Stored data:
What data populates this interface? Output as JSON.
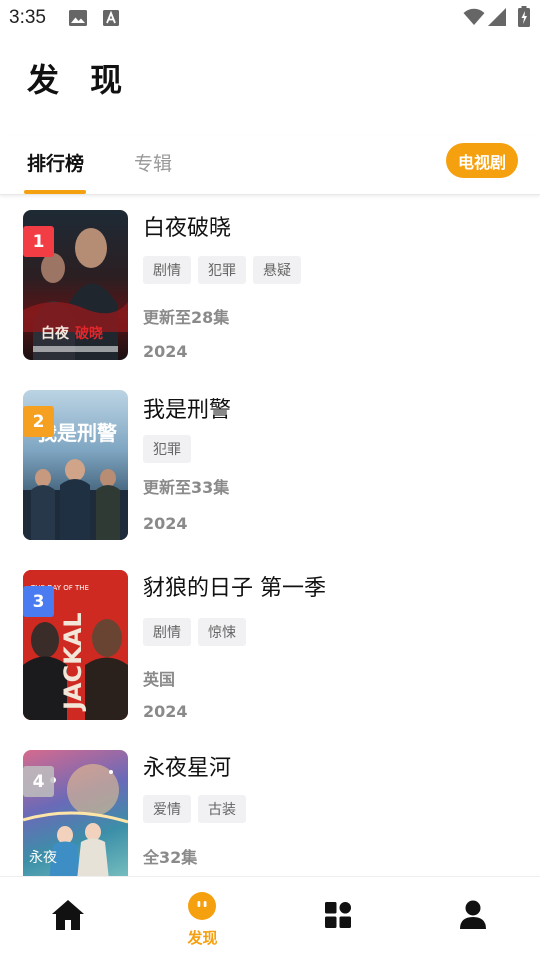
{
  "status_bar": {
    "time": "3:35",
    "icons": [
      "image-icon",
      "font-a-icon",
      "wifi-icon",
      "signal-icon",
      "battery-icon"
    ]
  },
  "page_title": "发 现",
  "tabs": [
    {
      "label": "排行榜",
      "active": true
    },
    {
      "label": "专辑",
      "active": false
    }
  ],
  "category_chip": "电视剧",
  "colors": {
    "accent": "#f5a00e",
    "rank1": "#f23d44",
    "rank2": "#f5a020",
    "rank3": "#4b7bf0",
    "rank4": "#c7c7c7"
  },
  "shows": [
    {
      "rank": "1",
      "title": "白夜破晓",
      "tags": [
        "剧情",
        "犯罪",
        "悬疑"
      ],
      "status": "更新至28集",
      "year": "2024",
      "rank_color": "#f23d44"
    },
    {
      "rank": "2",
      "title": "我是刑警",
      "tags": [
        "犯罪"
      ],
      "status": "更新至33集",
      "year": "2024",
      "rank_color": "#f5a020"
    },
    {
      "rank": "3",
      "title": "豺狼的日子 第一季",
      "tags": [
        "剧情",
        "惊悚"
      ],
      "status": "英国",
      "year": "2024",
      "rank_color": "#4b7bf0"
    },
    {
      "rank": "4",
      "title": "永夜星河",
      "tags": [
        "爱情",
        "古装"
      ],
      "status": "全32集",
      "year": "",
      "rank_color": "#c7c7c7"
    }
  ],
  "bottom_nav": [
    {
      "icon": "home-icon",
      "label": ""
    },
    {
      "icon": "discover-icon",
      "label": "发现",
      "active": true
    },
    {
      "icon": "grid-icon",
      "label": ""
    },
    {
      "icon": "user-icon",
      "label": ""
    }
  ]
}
...
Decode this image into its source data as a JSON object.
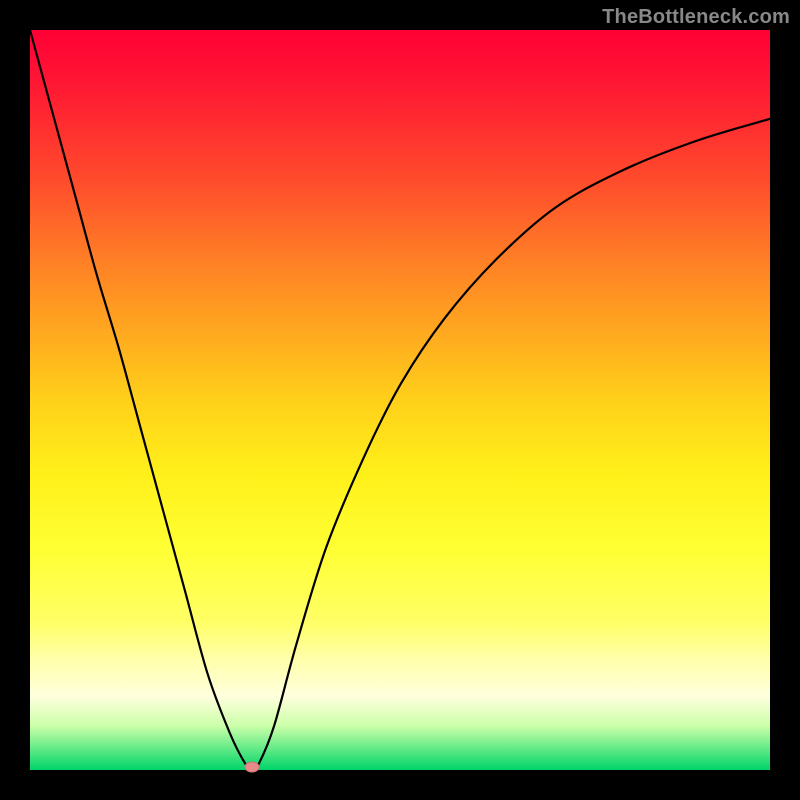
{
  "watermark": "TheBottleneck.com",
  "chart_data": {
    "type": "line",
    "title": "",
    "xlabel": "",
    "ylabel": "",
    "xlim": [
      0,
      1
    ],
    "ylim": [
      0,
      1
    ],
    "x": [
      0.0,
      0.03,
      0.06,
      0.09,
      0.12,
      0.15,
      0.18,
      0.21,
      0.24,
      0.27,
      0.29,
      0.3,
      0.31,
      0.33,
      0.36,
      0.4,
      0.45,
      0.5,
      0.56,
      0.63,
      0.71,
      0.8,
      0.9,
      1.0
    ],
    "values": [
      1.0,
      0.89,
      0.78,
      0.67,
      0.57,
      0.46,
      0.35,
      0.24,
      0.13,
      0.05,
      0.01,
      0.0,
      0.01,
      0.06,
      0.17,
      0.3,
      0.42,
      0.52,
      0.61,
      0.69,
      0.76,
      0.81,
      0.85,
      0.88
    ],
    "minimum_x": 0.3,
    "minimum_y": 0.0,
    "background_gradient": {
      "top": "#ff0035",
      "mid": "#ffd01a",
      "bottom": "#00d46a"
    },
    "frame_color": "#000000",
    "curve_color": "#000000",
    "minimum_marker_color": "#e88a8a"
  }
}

--- WHAT THIS TASK INVOLVES ---
Go through the records and pull out each line that includes the word "JSON".

--- EXERCISE RESULT ---
What data populates this interface? Output as JSON.
Decode this image into its source data as a JSON object.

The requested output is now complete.